[Goal]
Return all the data below as it stands, minus the pictures.
------ Supplied data
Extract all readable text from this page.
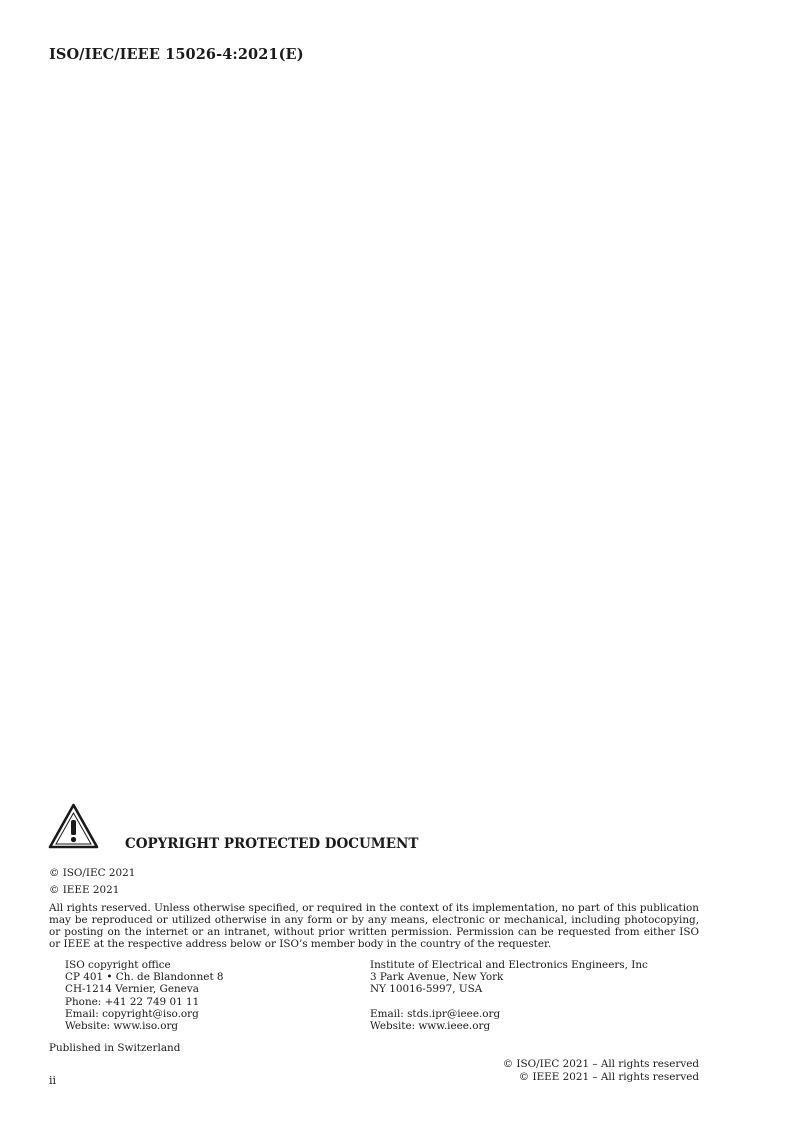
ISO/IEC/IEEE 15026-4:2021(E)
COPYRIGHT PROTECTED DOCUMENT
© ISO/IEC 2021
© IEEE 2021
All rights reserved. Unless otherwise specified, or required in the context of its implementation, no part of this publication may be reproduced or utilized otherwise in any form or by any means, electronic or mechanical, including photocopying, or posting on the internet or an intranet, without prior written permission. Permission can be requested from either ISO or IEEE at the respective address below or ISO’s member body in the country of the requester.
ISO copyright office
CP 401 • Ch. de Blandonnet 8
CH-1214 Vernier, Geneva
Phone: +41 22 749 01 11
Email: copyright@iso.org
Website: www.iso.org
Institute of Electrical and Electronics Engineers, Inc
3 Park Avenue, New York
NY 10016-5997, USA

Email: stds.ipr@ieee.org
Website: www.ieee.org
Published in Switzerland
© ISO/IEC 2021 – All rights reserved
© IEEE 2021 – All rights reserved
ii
------------
[Answer to this task]
Extract all readable text from this page.
ISO/IEC/IEEE 15026-4:2021(E)
COPYRIGHT PROTECTED DOCUMENT
© ISO/IEC 2021
© IEEE 2021
All rights reserved. Unless otherwise specified, or required in the context of its implementation, no part of this publication may be reproduced or utilized otherwise in any form or by any means, electronic or mechanical, including photocopying, or posting on the internet or an intranet, without prior written permission. Permission can be requested from either ISO or IEEE at the respective address below or ISO’s member body in the country of the requester.
ISO copyright office
CP 401 • Ch. de Blandonnet 8
CH-1214 Vernier, Geneva
Phone: +41 22 749 01 11
Email: copyright@iso.org
Website: www.iso.org
Institute of Electrical and Electronics Engineers, Inc
3 Park Avenue, New York
NY 10016-5997, USA

Email: stds.ipr@ieee.org
Website: www.ieee.org
Published in Switzerland
© ISO/IEC 2021 – All rights reserved
© IEEE 2021 – All rights reserved
ii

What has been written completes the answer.